Exact reproduction of the data is required, with images excluded.

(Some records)

_ _ _ _ _

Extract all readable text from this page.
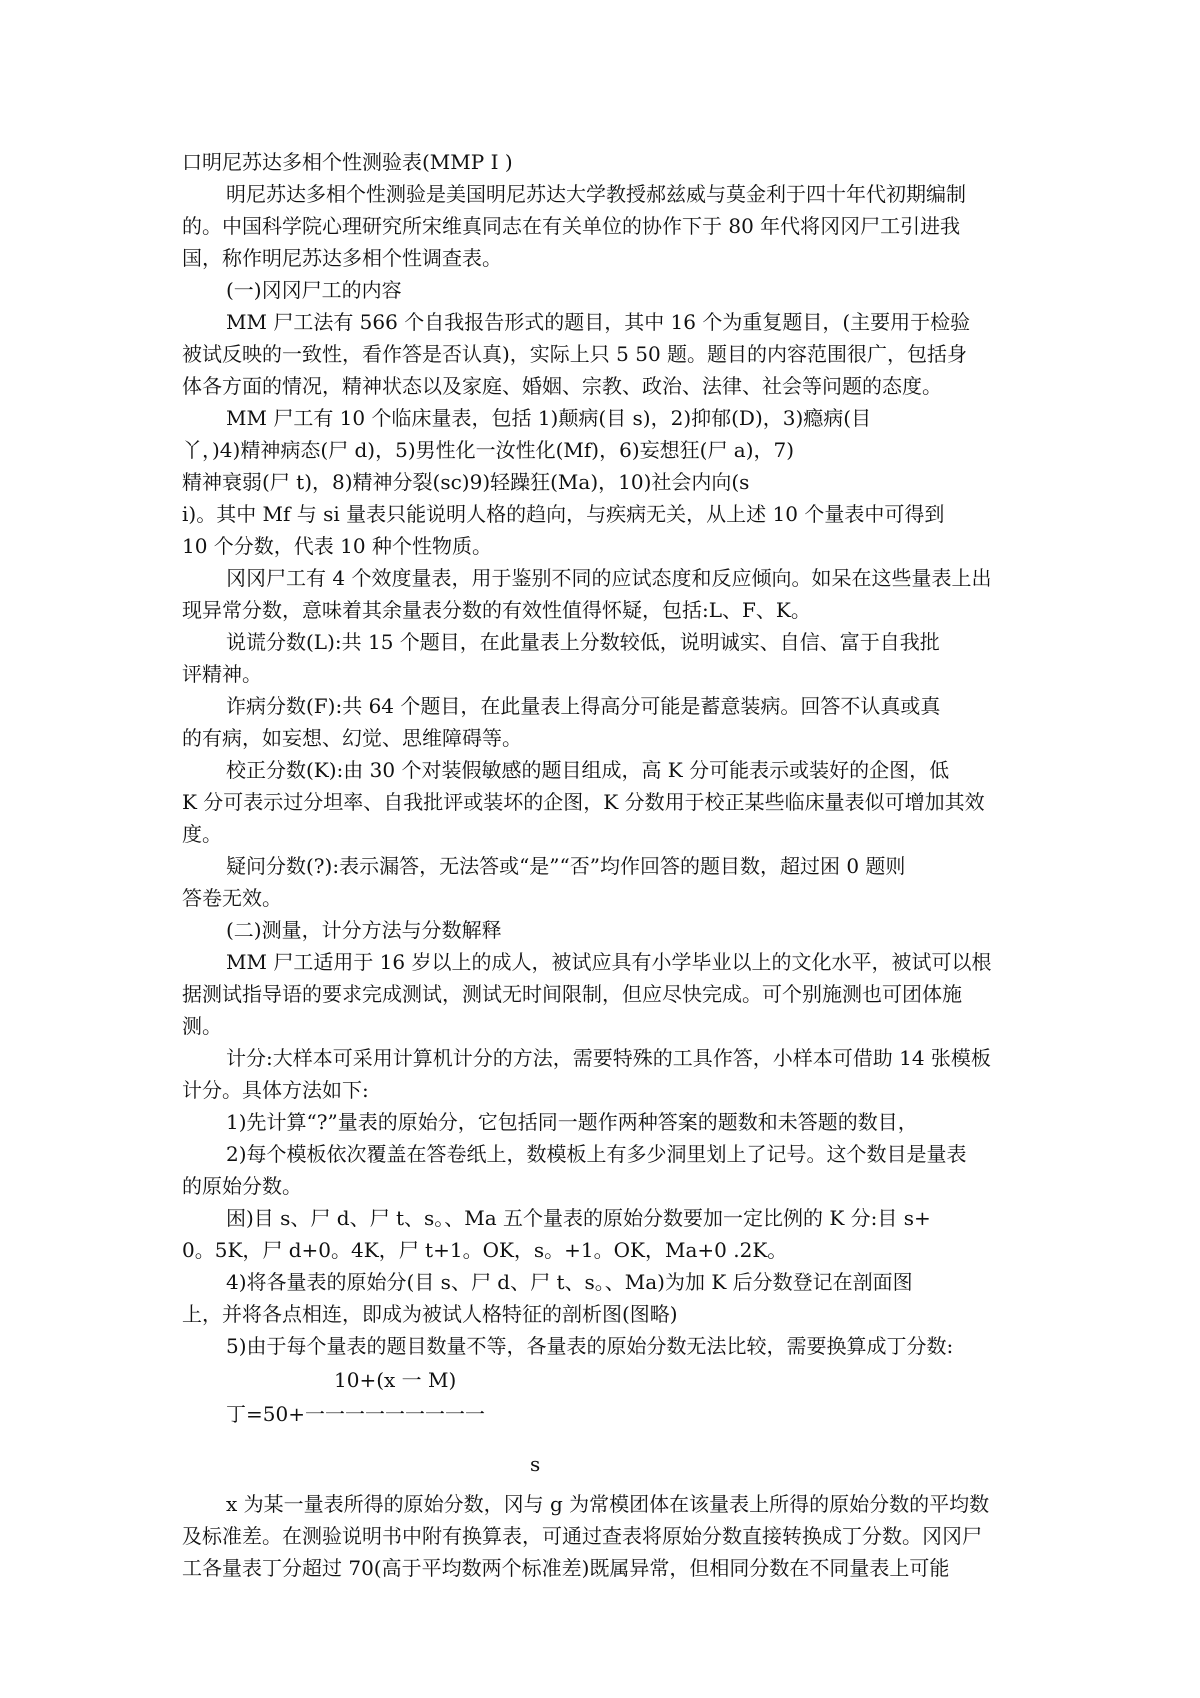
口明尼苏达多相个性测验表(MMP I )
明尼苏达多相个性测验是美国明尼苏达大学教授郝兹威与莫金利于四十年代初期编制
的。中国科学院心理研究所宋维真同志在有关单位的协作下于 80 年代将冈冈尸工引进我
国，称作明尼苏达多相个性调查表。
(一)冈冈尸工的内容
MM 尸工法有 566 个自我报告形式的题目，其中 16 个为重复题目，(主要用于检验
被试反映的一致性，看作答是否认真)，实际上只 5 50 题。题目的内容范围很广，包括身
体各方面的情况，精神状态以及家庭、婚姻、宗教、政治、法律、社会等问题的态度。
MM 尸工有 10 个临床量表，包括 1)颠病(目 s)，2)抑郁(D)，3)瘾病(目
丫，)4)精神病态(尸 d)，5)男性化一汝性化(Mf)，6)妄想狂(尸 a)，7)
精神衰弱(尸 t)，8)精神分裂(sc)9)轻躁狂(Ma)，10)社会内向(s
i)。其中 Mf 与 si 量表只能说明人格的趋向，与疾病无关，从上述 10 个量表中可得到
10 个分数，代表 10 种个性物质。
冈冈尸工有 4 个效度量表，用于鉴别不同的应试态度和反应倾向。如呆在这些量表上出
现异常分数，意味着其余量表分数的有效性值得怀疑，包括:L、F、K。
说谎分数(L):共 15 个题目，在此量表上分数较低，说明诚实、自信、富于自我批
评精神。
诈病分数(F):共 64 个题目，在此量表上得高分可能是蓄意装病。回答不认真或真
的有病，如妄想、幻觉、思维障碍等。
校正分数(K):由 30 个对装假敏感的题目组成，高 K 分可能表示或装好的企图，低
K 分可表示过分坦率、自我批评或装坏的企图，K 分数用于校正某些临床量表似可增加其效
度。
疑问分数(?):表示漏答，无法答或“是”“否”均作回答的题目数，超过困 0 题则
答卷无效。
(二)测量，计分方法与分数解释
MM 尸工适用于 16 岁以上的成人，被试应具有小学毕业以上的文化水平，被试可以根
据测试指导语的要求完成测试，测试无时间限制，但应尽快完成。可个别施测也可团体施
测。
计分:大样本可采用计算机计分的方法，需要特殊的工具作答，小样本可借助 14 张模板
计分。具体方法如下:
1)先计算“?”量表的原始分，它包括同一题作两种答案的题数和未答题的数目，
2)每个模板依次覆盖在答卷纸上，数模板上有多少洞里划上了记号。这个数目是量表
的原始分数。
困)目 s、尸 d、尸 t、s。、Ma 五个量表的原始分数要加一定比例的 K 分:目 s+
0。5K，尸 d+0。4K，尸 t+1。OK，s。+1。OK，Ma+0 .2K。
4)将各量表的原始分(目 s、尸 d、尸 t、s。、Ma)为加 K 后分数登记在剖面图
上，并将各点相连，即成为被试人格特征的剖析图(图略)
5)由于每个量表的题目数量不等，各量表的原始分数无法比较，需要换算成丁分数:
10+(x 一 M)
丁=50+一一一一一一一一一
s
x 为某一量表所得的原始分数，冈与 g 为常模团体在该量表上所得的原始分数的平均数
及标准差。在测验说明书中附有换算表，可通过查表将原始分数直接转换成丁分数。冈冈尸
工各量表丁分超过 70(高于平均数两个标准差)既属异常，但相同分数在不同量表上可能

_ _ _ _ _

_EXPECTED OUTPUT_.
Extract all readable text from this page.
口明尼苏达多相个性测验表(MMP I )
明尼苏达多相个性测验是美国明尼苏达大学教授郝兹威与莫金利于四十年代初期编制
的。中国科学院心理研究所宋维真同志在有关单位的协作下于 80 年代将冈冈尸工引进我
国，称作明尼苏达多相个性调查表。
(一)冈冈尸工的内容
MM 尸工法有 566 个自我报告形式的题目，其中 16 个为重复题目，(主要用于检验
被试反映的一致性，看作答是否认真)，实际上只 5 50 题。题目的内容范围很广，包括身
体各方面的情况，精神状态以及家庭、婚姻、宗教、政治、法律、社会等问题的态度。
MM 尸工有 10 个临床量表，包括 1)颠病(目 s)，2)抑郁(D)，3)瘾病(目
丫，)4)精神病态(尸 d)，5)男性化一汝性化(Mf)，6)妄想狂(尸 a)，7)
精神衰弱(尸 t)，8)精神分裂(sc)9)轻躁狂(Ma)，10)社会内向(s
i)。其中 Mf 与 si 量表只能说明人格的趋向，与疾病无关，从上述 10 个量表中可得到
10 个分数，代表 10 种个性物质。
冈冈尸工有 4 个效度量表，用于鉴别不同的应试态度和反应倾向。如呆在这些量表上出
现异常分数，意味着其余量表分数的有效性值得怀疑，包括:L、F、K。
说谎分数(L):共 15 个题目，在此量表上分数较低，说明诚实、自信、富于自我批
评精神。
诈病分数(F):共 64 个题目，在此量表上得高分可能是蓄意装病。回答不认真或真
的有病，如妄想、幻觉、思维障碍等。
校正分数(K):由 30 个对装假敏感的题目组成，高 K 分可能表示或装好的企图，低
K 分可表示过分坦率、自我批评或装坏的企图，K 分数用于校正某些临床量表似可增加其效
度。
疑问分数(?):表示漏答，无法答或“是”“否”均作回答的题目数，超过困 0 题则
答卷无效。
(二)测量，计分方法与分数解释
MM 尸工适用于 16 岁以上的成人，被试应具有小学毕业以上的文化水平，被试可以根
据测试指导语的要求完成测试，测试无时间限制，但应尽快完成。可个别施测也可团体施
测。
计分:大样本可采用计算机计分的方法，需要特殊的工具作答，小样本可借助 14 张模板
计分。具体方法如下:
1)先计算“?”量表的原始分，它包括同一题作两种答案的题数和未答题的数目，
2)每个模板依次覆盖在答卷纸上，数模板上有多少洞里划上了记号。这个数目是量表
的原始分数。
困)目 s、尸 d、尸 t、s。、Ma 五个量表的原始分数要加一定比例的 K 分:目 s+
0。5K，尸 d+0。4K，尸 t+1。OK，s。+1。OK，Ma+0 .2K。
4)将各量表的原始分(目 s、尸 d、尸 t、s。、Ma)为加 K 后分数登记在剖面图
上，并将各点相连，即成为被试人格特征的剖析图(图略)
5)由于每个量表的题目数量不等，各量表的原始分数无法比较，需要换算成丁分数:
10+(x 一 M)
丁=50+一一一一一一一一一
s
x 为某一量表所得的原始分数，冈与 g 为常模团体在该量表上所得的原始分数的平均数
及标准差。在测验说明书中附有换算表，可通过查表将原始分数直接转换成丁分数。冈冈尸
工各量表丁分超过 70(高于平均数两个标准差)既属异常，但相同分数在不同量表上可能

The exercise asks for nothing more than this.